Reproduce all the entries exactly.

-- START Data for this task --

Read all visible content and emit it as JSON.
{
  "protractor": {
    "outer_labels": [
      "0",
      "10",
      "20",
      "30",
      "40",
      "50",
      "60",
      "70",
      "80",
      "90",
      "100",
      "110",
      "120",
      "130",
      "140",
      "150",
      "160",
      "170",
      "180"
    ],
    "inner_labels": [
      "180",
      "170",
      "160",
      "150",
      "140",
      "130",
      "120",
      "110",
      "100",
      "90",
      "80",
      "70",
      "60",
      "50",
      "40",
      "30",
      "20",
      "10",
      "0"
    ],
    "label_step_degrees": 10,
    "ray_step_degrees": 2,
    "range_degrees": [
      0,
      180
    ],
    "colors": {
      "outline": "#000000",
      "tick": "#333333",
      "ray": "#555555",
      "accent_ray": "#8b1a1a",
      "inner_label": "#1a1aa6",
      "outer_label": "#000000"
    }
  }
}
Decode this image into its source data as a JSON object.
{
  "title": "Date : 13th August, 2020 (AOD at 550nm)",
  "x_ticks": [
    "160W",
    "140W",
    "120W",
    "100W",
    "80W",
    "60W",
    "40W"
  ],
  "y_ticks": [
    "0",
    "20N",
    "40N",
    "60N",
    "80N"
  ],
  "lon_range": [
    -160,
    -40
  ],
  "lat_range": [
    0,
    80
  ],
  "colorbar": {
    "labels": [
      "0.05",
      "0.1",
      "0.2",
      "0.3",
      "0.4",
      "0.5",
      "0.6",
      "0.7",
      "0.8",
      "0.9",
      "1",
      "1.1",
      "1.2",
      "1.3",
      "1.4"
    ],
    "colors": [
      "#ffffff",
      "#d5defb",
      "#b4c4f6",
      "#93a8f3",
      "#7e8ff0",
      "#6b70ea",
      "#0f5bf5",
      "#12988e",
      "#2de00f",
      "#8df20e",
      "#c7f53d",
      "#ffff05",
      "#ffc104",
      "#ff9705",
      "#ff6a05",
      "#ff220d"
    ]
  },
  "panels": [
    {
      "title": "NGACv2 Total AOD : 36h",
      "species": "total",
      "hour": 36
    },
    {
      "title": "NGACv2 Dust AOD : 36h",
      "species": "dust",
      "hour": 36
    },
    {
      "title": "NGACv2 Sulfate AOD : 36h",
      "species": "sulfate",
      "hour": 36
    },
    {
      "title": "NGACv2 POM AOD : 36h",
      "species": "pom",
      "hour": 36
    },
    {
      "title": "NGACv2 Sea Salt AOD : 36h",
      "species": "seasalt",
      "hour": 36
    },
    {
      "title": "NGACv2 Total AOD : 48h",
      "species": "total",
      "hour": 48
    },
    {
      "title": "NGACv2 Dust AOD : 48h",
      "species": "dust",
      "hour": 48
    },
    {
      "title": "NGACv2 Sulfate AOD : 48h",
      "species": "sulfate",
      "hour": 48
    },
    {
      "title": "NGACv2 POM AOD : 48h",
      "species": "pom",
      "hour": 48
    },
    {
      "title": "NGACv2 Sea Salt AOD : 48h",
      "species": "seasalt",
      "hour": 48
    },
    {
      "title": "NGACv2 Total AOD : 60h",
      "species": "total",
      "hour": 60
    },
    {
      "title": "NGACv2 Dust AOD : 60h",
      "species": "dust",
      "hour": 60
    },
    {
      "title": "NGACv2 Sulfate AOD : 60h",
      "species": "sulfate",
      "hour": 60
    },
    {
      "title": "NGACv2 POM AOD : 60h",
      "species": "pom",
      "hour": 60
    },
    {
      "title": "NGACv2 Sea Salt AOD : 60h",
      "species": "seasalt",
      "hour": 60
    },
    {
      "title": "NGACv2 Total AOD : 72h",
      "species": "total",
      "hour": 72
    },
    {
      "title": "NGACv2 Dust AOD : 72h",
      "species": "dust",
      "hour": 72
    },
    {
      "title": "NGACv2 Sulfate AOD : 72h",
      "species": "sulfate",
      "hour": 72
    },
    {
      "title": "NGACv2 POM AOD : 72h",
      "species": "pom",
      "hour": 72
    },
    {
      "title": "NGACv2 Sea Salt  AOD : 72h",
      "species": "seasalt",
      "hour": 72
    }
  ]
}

-- END Data for this task --

The result —
Read all visible content and emit it as JSON.
{
  "protractor": {
    "outer_labels": [
      "0",
      "10",
      "20",
      "30",
      "40",
      "50",
      "60",
      "70",
      "80",
      "90",
      "100",
      "110",
      "120",
      "130",
      "140",
      "150",
      "160",
      "170",
      "180"
    ],
    "inner_labels": [
      "180",
      "170",
      "160",
      "150",
      "140",
      "130",
      "120",
      "110",
      "100",
      "90",
      "80",
      "70",
      "60",
      "50",
      "40",
      "30",
      "20",
      "10",
      "0"
    ],
    "label_step_degrees": 10,
    "ray_step_degrees": 2,
    "range_degrees": [
      0,
      180
    ],
    "colors": {
      "outline": "#000000",
      "tick": "#333333",
      "ray": "#555555",
      "accent_ray": "#8b1a1a",
      "inner_label": "#1a1aa6",
      "outer_label": "#000000"
    }
  }
}
Decode this image into its source data as a JSON object.
{
  "title": "Date : 13th August, 2020 (AOD at 550nm)",
  "x_ticks": [
    "160W",
    "140W",
    "120W",
    "100W",
    "80W",
    "60W",
    "40W"
  ],
  "y_ticks": [
    "0",
    "20N",
    "40N",
    "60N",
    "80N"
  ],
  "lon_range": [
    -160,
    -40
  ],
  "lat_range": [
    0,
    80
  ],
  "colorbar": {
    "labels": [
      "0.05",
      "0.1",
      "0.2",
      "0.3",
      "0.4",
      "0.5",
      "0.6",
      "0.7",
      "0.8",
      "0.9",
      "1",
      "1.1",
      "1.2",
      "1.3",
      "1.4"
    ],
    "colors": [
      "#ffffff",
      "#d5defb",
      "#b4c4f6",
      "#93a8f3",
      "#7e8ff0",
      "#6b70ea",
      "#0f5bf5",
      "#12988e",
      "#2de00f",
      "#8df20e",
      "#c7f53d",
      "#ffff05",
      "#ffc104",
      "#ff9705",
      "#ff6a05",
      "#ff220d"
    ]
  },
  "panels": [
    {
      "title": "NGACv2 Total AOD : 36h",
      "species": "total",
      "hour": 36
    },
    {
      "title": "NGACv2 Dust AOD : 36h",
      "species": "dust",
      "hour": 36
    },
    {
      "title": "NGACv2 Sulfate AOD : 36h",
      "species": "sulfate",
      "hour": 36
    },
    {
      "title": "NGACv2 POM AOD : 36h",
      "species": "pom",
      "hour": 36
    },
    {
      "title": "NGACv2 Sea Salt AOD : 36h",
      "species": "seasalt",
      "hour": 36
    },
    {
      "title": "NGACv2 Total AOD : 48h",
      "species": "total",
      "hour": 48
    },
    {
      "title": "NGACv2 Dust AOD : 48h",
      "species": "dust",
      "hour": 48
    },
    {
      "title": "NGACv2 Sulfate AOD : 48h",
      "species": "sulfate",
      "hour": 48
    },
    {
      "title": "NGACv2 POM AOD : 48h",
      "species": "pom",
      "hour": 48
    },
    {
      "title": "NGACv2 Sea Salt AOD : 48h",
      "species": "seasalt",
      "hour": 48
    },
    {
      "title": "NGACv2 Total AOD : 60h",
      "species": "total",
      "hour": 60
    },
    {
      "title": "NGACv2 Dust AOD : 60h",
      "species": "dust",
      "hour": 60
    },
    {
      "title": "NGACv2 Sulfate AOD : 60h",
      "species": "sulfate",
      "hour": 60
    },
    {
      "title": "NGACv2 POM AOD : 60h",
      "species": "pom",
      "hour": 60
    },
    {
      "title": "NGACv2 Sea Salt AOD : 60h",
      "species": "seasalt",
      "hour": 60
    },
    {
      "title": "NGACv2 Total AOD : 72h",
      "species": "total",
      "hour": 72
    },
    {
      "title": "NGACv2 Dust AOD : 72h",
      "species": "dust",
      "hour": 72
    },
    {
      "title": "NGACv2 Sulfate AOD : 72h",
      "species": "sulfate",
      "hour": 72
    },
    {
      "title": "NGACv2 POM AOD : 72h",
      "species": "pom",
      "hour": 72
    },
    {
      "title": "NGACv2 Sea Salt  AOD : 72h",
      "species": "seasalt",
      "hour": 72
    }
  ]
}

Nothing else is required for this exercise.